Exercise prompt
Among the lines below, list those containing the string "name".
--- Data supplied ---
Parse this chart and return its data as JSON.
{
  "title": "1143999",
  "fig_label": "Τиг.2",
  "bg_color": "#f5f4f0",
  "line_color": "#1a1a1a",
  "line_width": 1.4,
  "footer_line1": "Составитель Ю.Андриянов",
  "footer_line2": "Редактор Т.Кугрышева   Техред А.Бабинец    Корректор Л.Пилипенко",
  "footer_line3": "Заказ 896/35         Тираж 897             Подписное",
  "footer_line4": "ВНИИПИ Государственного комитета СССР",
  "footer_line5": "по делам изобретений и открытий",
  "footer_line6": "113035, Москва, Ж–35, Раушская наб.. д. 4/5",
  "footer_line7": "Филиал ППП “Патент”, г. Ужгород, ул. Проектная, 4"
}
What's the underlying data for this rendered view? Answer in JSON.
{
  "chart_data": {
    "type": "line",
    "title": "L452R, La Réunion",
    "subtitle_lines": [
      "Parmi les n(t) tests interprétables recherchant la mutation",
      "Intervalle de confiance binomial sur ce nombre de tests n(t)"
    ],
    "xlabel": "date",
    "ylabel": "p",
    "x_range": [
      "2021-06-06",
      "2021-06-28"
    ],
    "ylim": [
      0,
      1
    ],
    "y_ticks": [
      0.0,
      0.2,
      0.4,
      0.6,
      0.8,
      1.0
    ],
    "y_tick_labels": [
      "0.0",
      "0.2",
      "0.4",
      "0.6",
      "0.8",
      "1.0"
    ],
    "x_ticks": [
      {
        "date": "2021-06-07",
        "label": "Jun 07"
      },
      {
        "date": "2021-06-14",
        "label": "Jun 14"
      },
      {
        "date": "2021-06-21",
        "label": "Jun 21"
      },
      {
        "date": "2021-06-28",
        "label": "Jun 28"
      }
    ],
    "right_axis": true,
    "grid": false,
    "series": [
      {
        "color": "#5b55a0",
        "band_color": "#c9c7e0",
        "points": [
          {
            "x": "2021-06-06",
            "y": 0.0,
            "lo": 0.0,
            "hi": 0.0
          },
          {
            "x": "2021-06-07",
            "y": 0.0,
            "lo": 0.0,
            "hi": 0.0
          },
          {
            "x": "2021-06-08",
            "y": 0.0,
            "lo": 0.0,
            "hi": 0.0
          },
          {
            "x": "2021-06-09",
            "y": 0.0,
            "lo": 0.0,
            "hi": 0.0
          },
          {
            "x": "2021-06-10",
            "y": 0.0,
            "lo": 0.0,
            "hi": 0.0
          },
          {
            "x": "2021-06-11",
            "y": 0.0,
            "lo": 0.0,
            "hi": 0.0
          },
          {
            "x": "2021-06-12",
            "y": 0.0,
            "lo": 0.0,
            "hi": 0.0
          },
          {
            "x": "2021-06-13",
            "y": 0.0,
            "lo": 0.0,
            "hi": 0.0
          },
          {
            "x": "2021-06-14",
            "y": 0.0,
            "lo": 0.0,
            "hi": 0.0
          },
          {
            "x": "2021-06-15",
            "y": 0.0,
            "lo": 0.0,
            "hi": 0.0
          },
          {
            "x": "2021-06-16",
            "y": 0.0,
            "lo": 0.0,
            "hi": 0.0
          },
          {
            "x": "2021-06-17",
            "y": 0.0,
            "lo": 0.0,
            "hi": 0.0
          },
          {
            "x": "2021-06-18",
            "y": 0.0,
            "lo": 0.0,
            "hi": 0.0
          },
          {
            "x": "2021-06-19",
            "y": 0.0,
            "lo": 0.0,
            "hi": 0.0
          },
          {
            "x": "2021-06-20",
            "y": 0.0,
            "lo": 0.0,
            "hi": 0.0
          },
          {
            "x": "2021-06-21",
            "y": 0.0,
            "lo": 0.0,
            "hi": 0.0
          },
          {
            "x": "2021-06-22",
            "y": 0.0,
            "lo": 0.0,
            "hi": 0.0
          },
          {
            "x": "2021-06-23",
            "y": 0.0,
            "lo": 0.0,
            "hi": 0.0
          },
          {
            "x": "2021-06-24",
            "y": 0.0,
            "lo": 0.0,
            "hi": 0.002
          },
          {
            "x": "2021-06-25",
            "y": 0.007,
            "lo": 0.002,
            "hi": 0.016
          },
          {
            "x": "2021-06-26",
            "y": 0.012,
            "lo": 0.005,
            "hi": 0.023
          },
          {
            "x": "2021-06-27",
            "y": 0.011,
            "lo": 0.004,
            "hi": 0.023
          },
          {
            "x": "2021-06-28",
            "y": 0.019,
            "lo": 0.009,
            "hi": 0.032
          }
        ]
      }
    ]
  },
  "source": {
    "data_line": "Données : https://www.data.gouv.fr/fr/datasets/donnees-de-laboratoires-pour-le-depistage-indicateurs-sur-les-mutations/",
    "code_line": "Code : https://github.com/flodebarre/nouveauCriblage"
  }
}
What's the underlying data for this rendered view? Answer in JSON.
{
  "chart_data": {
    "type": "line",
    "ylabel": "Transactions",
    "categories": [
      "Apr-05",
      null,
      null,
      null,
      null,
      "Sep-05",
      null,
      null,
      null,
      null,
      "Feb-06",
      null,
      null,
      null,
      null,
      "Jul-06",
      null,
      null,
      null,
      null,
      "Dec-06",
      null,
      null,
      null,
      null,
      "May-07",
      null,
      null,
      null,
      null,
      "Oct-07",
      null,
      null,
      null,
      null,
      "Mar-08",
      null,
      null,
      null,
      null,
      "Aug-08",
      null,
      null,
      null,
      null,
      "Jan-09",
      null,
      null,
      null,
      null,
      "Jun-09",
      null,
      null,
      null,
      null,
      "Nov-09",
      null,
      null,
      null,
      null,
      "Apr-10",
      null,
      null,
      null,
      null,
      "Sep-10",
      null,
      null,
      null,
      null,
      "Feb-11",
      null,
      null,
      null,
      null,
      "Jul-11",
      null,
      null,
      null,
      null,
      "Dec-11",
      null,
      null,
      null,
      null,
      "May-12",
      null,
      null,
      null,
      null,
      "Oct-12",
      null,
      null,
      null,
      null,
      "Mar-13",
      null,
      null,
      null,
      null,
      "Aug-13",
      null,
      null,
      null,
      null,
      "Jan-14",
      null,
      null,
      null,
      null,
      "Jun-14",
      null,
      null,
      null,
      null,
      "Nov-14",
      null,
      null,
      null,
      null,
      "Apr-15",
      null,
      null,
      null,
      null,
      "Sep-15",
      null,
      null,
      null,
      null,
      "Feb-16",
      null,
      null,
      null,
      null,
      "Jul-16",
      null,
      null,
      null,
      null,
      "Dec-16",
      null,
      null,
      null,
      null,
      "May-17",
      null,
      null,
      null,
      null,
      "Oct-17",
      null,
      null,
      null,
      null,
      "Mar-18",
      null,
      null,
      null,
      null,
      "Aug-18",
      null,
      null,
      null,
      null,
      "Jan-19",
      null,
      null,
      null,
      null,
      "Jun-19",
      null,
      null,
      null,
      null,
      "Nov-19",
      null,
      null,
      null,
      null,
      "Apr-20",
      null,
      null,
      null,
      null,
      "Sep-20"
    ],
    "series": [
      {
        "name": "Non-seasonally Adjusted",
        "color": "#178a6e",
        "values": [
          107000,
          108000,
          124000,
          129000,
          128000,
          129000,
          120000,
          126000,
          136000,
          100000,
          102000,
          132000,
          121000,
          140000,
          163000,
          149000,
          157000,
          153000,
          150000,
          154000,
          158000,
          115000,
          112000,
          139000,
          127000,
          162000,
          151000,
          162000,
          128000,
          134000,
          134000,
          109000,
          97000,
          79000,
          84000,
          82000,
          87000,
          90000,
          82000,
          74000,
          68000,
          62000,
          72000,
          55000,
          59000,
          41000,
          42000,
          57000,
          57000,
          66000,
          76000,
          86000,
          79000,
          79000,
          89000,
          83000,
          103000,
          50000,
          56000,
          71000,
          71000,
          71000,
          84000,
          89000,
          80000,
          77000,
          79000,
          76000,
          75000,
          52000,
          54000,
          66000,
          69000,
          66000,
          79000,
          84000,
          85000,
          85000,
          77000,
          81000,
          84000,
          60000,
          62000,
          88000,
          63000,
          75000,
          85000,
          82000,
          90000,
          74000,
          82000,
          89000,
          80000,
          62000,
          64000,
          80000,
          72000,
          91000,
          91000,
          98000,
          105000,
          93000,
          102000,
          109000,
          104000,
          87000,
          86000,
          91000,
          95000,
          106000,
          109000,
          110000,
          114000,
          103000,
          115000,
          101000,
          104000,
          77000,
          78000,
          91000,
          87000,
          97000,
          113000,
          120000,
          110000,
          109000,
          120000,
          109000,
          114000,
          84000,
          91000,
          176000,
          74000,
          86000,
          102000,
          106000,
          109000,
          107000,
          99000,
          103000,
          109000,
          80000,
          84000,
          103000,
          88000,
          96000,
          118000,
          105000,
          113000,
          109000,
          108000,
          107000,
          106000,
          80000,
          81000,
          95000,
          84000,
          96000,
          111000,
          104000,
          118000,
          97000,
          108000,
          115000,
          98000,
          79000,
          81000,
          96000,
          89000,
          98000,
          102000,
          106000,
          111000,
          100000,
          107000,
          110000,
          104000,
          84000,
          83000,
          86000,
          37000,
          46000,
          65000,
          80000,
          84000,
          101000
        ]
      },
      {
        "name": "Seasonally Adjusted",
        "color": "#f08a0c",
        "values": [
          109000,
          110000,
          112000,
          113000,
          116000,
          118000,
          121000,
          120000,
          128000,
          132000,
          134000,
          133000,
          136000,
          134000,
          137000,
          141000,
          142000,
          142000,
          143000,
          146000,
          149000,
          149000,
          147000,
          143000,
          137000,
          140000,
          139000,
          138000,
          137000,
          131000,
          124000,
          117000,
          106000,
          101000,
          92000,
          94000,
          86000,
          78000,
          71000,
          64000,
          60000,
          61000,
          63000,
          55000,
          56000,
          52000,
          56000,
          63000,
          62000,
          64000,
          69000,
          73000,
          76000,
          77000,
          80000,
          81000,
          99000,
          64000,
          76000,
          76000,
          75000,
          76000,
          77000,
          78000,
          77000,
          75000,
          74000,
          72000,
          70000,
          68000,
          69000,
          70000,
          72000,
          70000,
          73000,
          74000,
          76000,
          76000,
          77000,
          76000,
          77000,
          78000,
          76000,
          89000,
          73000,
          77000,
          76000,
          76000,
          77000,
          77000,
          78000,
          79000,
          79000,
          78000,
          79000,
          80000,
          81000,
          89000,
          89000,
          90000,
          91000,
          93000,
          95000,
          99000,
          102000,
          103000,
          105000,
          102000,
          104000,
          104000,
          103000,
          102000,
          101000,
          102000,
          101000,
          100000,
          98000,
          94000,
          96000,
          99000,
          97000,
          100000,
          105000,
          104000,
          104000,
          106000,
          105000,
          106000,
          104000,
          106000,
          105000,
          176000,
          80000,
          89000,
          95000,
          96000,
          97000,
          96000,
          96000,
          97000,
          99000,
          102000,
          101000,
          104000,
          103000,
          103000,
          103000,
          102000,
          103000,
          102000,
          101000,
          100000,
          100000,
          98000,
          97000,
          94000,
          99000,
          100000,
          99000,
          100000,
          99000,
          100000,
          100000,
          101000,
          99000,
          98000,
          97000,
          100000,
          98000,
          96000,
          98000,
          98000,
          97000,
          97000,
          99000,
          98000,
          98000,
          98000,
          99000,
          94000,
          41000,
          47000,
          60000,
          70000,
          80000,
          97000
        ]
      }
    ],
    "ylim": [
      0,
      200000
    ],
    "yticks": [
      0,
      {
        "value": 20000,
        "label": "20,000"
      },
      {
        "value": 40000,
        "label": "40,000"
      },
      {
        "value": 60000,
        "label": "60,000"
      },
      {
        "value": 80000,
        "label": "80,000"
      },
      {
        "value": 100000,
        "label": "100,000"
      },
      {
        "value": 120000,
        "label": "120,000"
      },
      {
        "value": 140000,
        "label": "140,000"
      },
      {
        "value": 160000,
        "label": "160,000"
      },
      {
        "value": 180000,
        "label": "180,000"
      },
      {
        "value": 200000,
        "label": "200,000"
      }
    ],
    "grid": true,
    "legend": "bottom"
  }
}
---
Result
        "name": "Non-seasonally Adjusted",
        "name": "Seasonally Adjusted",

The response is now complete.